--- start Source records ---

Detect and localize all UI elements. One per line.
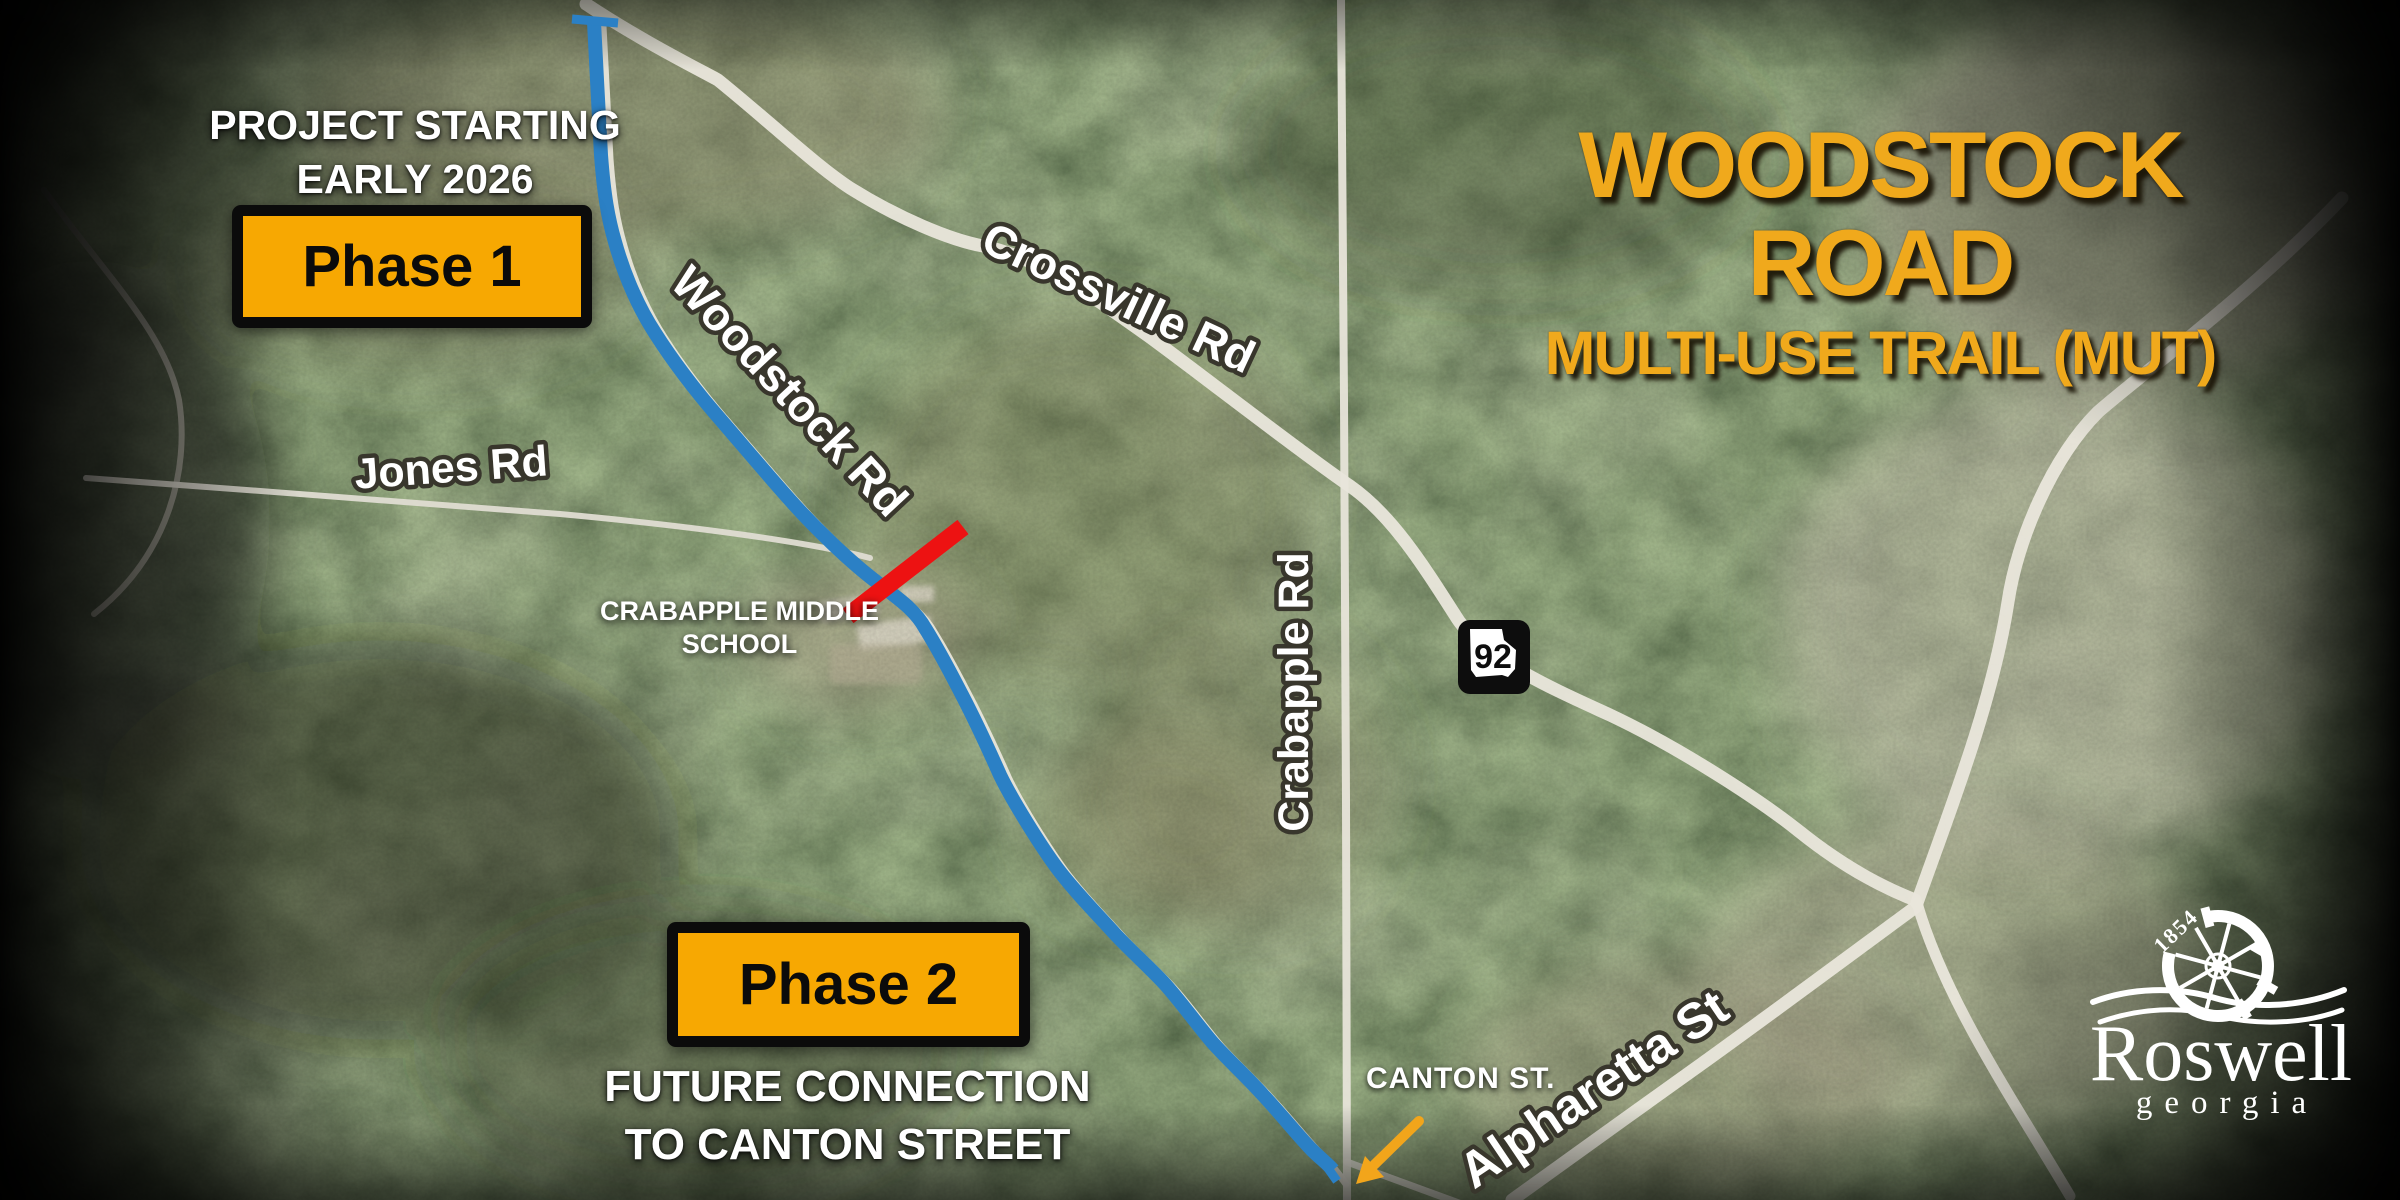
future-connection-note: FUTURE CONNECTION TO CANTON STREET: [575, 1058, 1120, 1174]
canton-street-label: CANTON ST.: [1366, 1062, 1626, 1096]
phase-2-label: Phase 2: [739, 951, 958, 1018]
future-connection-line-2: TO CANTON STREET: [575, 1116, 1120, 1174]
school-label: CRABAPPLE MIDDLE SCHOOL: [597, 595, 882, 661]
phase-2-badge: Phase 2: [667, 922, 1030, 1047]
title-line-2: MULTI-USE TRAIL (MUT): [1495, 320, 2265, 386]
page-title: WOODSTOCK ROAD MULTI-USE TRAIL (MUT): [1495, 116, 2265, 386]
map-canvas: 92 Crossville Rd Woodstock Rd Jones Rd C…: [0, 0, 2400, 1200]
project-start-line-1: PROJECT STARTING: [200, 98, 630, 152]
phase-1-label: Phase 1: [302, 233, 521, 300]
project-start-line-2: EARLY 2026: [200, 152, 630, 206]
highway-92-shield: 92: [1458, 620, 1530, 694]
road-label-crabapple: Crabapple Rd: [1270, 552, 1318, 832]
highway-route-number: 92: [1474, 638, 1512, 676]
school-label-line-1: CRABAPPLE MIDDLE: [597, 595, 882, 628]
trail-start-cap: [572, 19, 618, 23]
project-start-note: PROJECT STARTING EARLY 2026: [200, 98, 630, 206]
logo-state: georgia: [2136, 1085, 2318, 1121]
title-line-1: WOODSTOCK ROAD: [1495, 116, 2265, 312]
phase-1-badge: Phase 1: [232, 205, 592, 328]
waterwheel-hub: [2212, 960, 2225, 973]
school-label-line-2: SCHOOL: [597, 628, 882, 661]
future-connection-line-1: FUTURE CONNECTION: [575, 1058, 1120, 1116]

--- end Source records ---

▶ [Stated task]
Format the stretch of the listing that opens with the line containing "future-connection-note: FUTURE CONNECTION" and closes with the line containing "road-label-crabapple: Crabapple Rd: [1270, 552, 1318, 832]" as a JSON list of strings, one string per line, with blank lines omitted.

▶ [Task answer]
[
  "future-connection-note: FUTURE CONNECTION TO CANTON STREET: [575, 1058, 1120, 1174]",
  "canton-street-label: CANTON ST.: [1366, 1062, 1626, 1096]",
  "phase-2-label: Phase 2: [739, 951, 958, 1018]",
  "future-connection-line-2: TO CANTON STREET: [575, 1116, 1120, 1174]",
  "school-label: CRABAPPLE MIDDLE SCHOOL: [597, 595, 882, 661]",
  "phase-2-badge: Phase 2: [667, 922, 1030, 1047]",
  "title-line-2: MULTI-USE TRAIL (MUT): [1495, 320, 2265, 386]",
  "page-title: WOODSTOCK ROAD MULTI-USE TRAIL (MUT): [1495, 116, 2265, 386]",
  "map-canvas: 92 Crossville Rd Woodstock Rd Jones Rd C…: [0, 0, 2400, 1200]",
  "project-start-line-1: PROJECT STARTING: [200, 98, 630, 152]",
  "phase-1-label: Phase 1: [302, 233, 521, 300]",
  "project-start-line-2: EARLY 2026: [200, 152, 630, 206]",
  "highway-92-shield: 92: [1458, 620, 1530, 694]",
  "road-label-crabapple: Crabapple Rd: [1270, 552, 1318, 832]"
]